*What the task asks*.
Copy out each line exactly; pictures stay out of the copy.

— Begin Materials provided —

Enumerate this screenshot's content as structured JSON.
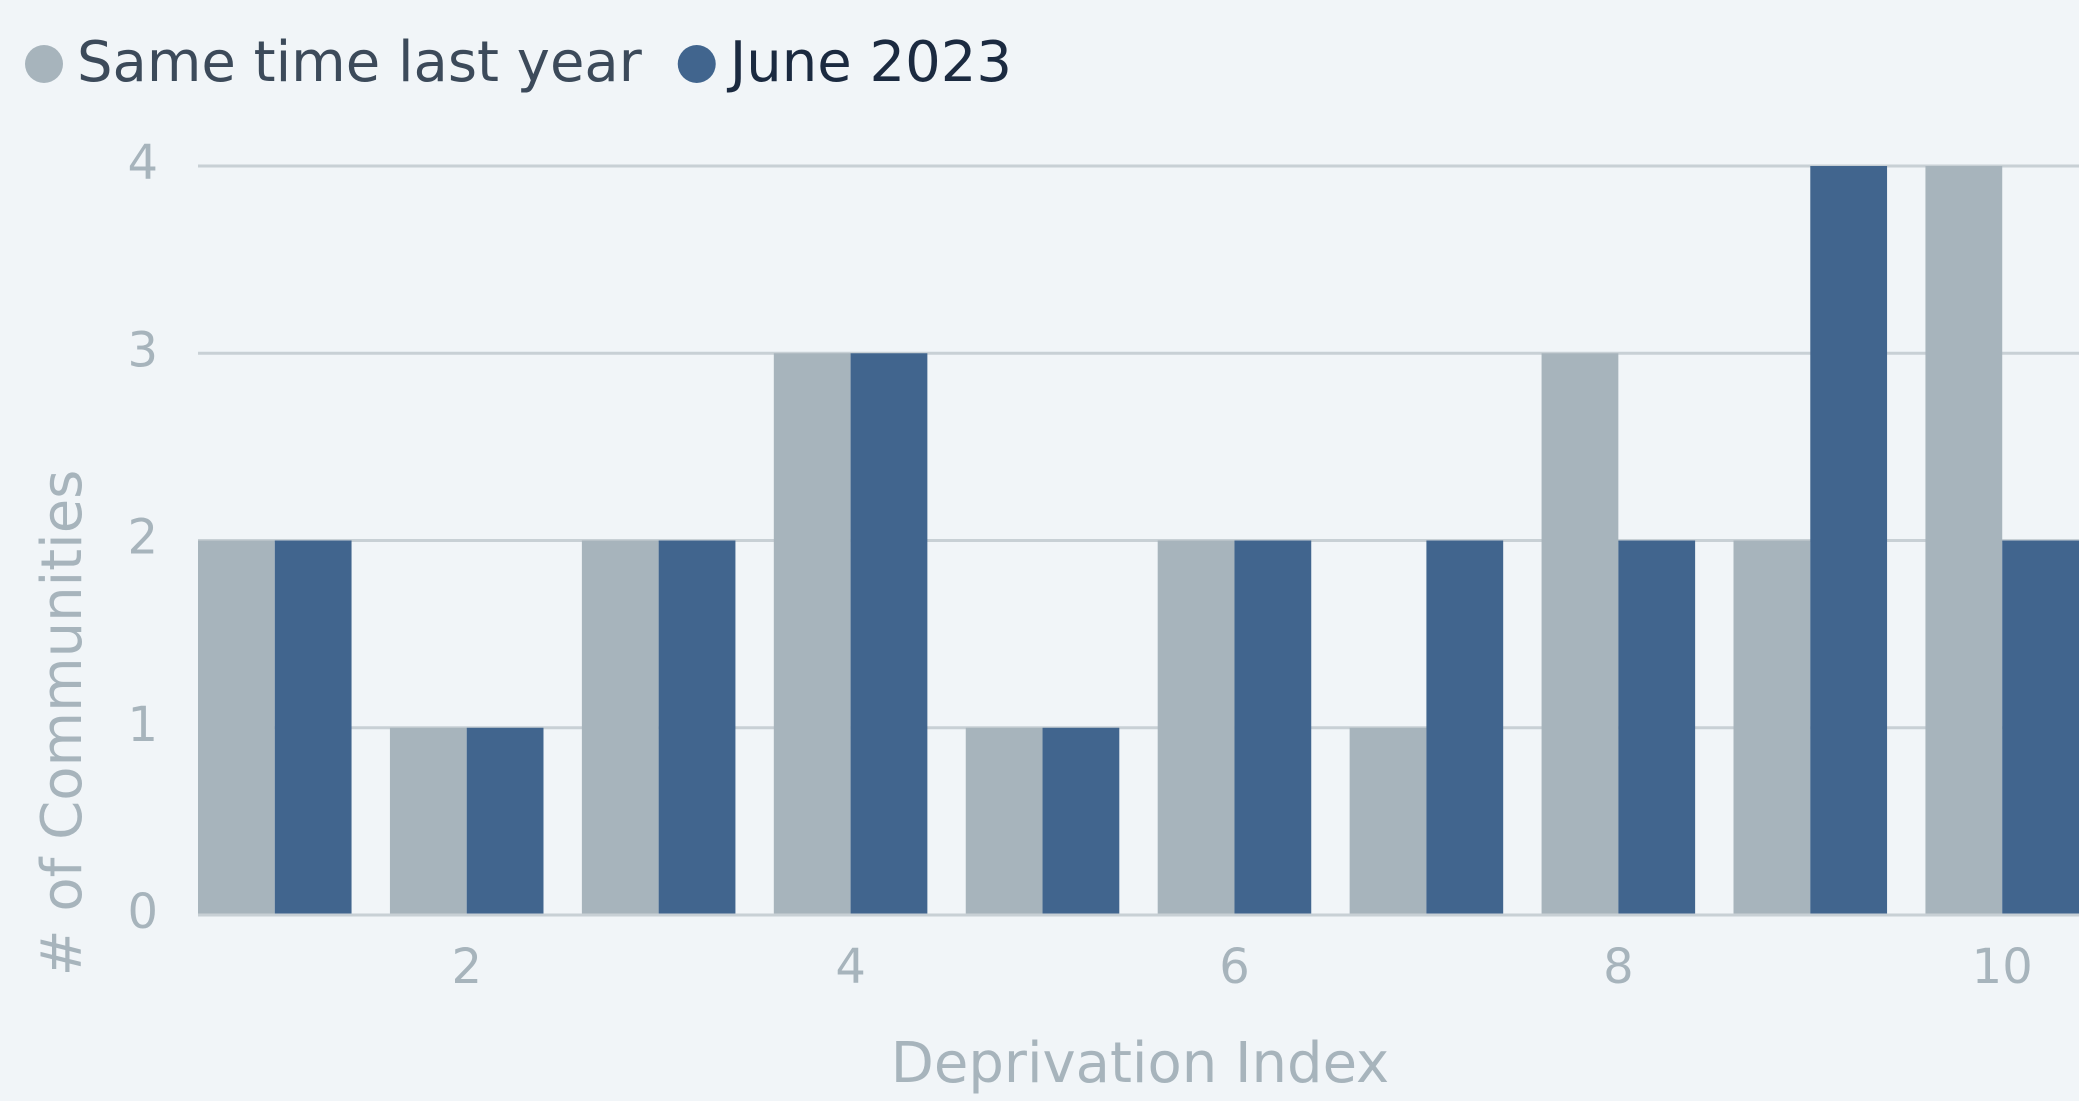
{
  "chart_data": {
    "type": "bar",
    "x_label": "Deprivation Index",
    "y_label": "# of Communities",
    "x": [
      1,
      2,
      3,
      4,
      5,
      6,
      7,
      8,
      9,
      10
    ],
    "series": [
      {
        "name": "Same time last year",
        "color": "#a7b4bc",
        "values": [
          2,
          1,
          2,
          3,
          1,
          2,
          1,
          3,
          2,
          4
        ]
      },
      {
        "name": "June 2023",
        "color": "#41658e",
        "values": [
          2,
          1,
          2,
          3,
          1,
          2,
          2,
          2,
          4,
          2
        ]
      }
    ],
    "xlim": [
      0.6,
      10.4
    ],
    "xticks": [
      2,
      4,
      6,
      8,
      10
    ],
    "ylim": [
      0,
      4
    ],
    "yticks": [
      0,
      1,
      2,
      3,
      4
    ],
    "grid": true,
    "legend": "top-left"
  }
}
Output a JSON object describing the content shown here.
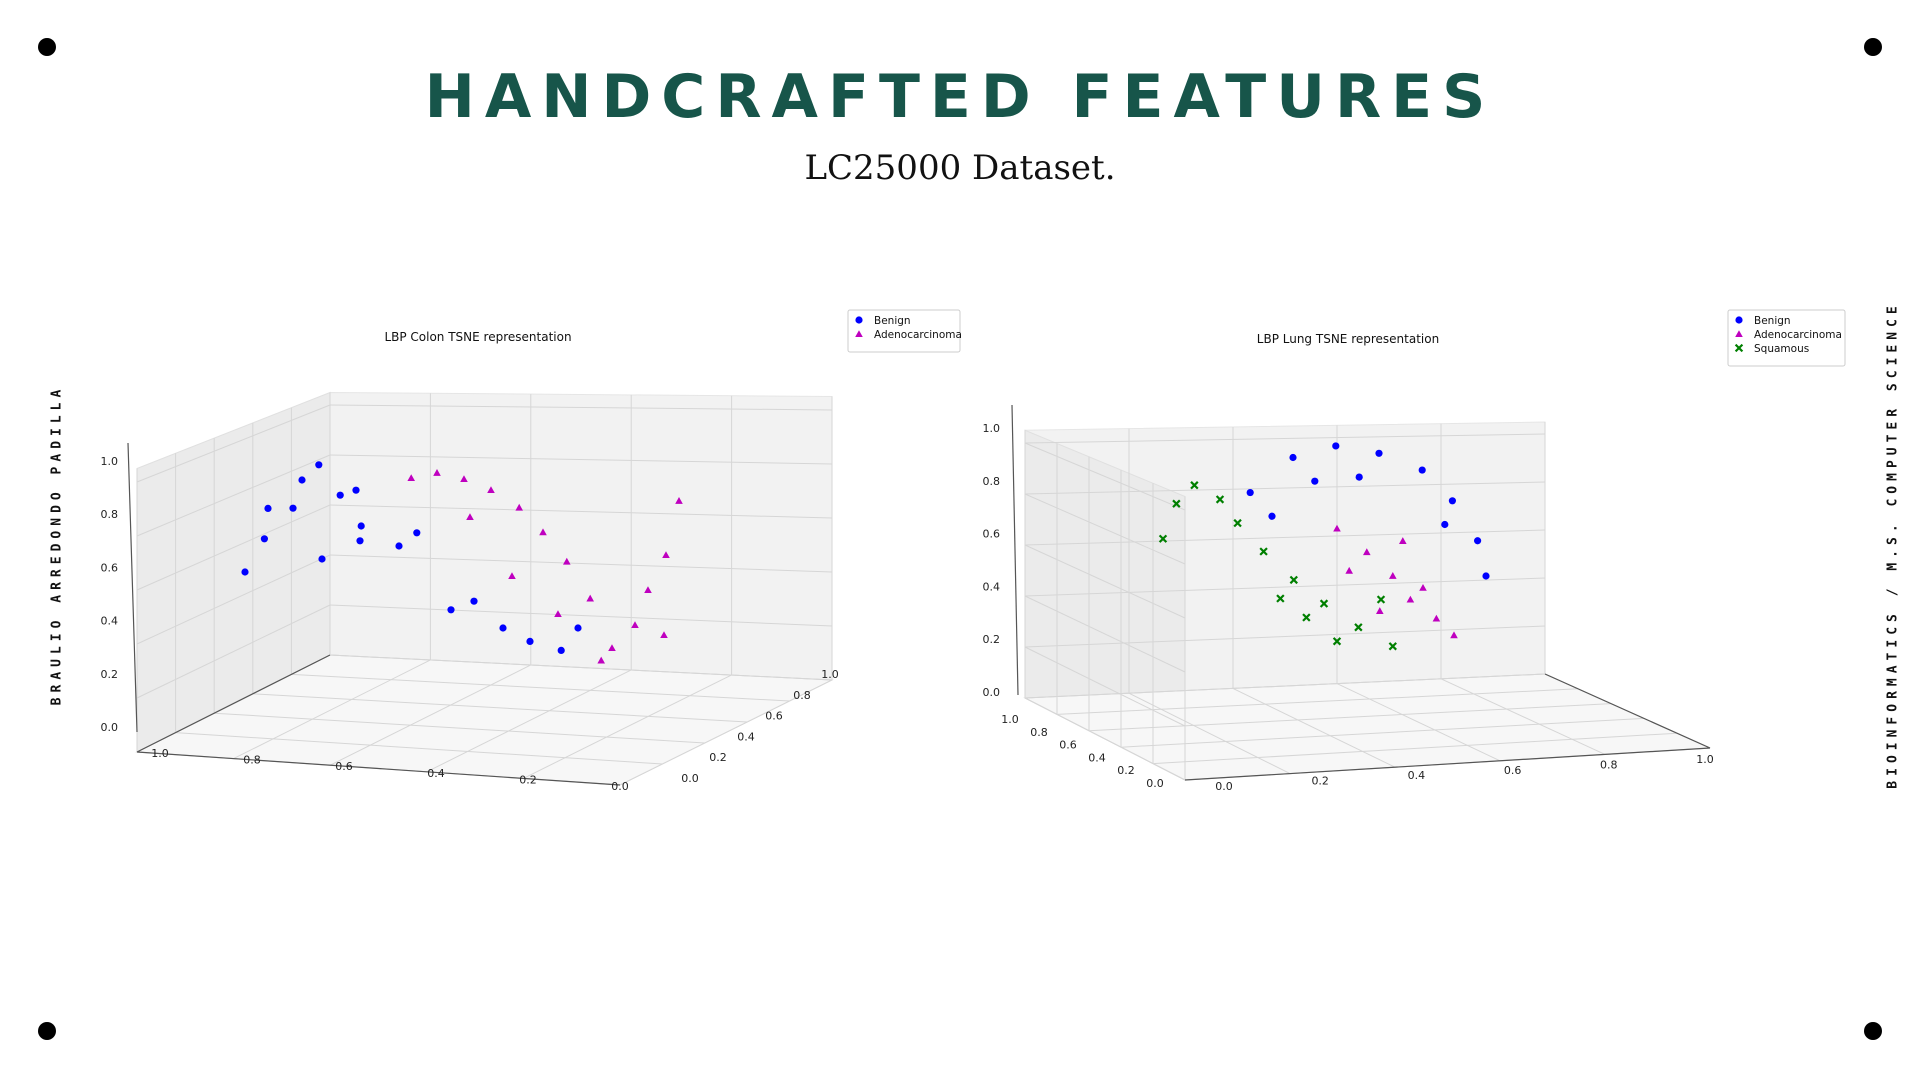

— End Materials provided —

*Solution to the problem*.
Enumerate this screenshot's content as structured JSON.
{
  "chart_data": {
    "type": "bar",
    "x_label": "Deprivation Index",
    "y_label": "# of Communities",
    "x": [
      1,
      2,
      3,
      4,
      5,
      6,
      7,
      8,
      9,
      10
    ],
    "series": [
      {
        "name": "Same time last year",
        "color": "#a7b4bc",
        "values": [
          2,
          1,
          2,
          3,
          1,
          2,
          1,
          3,
          2,
          4
        ]
      },
      {
        "name": "June 2023",
        "color": "#41658e",
        "values": [
          2,
          1,
          2,
          3,
          1,
          2,
          2,
          2,
          4,
          2
        ]
      }
    ],
    "xlim": [
      0.6,
      10.4
    ],
    "xticks": [
      2,
      4,
      6,
      8,
      10
    ],
    "ylim": [
      0,
      4
    ],
    "yticks": [
      0,
      1,
      2,
      3,
      4
    ],
    "grid": true,
    "legend": "top-left"
  }
}
Output a JSON object describing the content shown here.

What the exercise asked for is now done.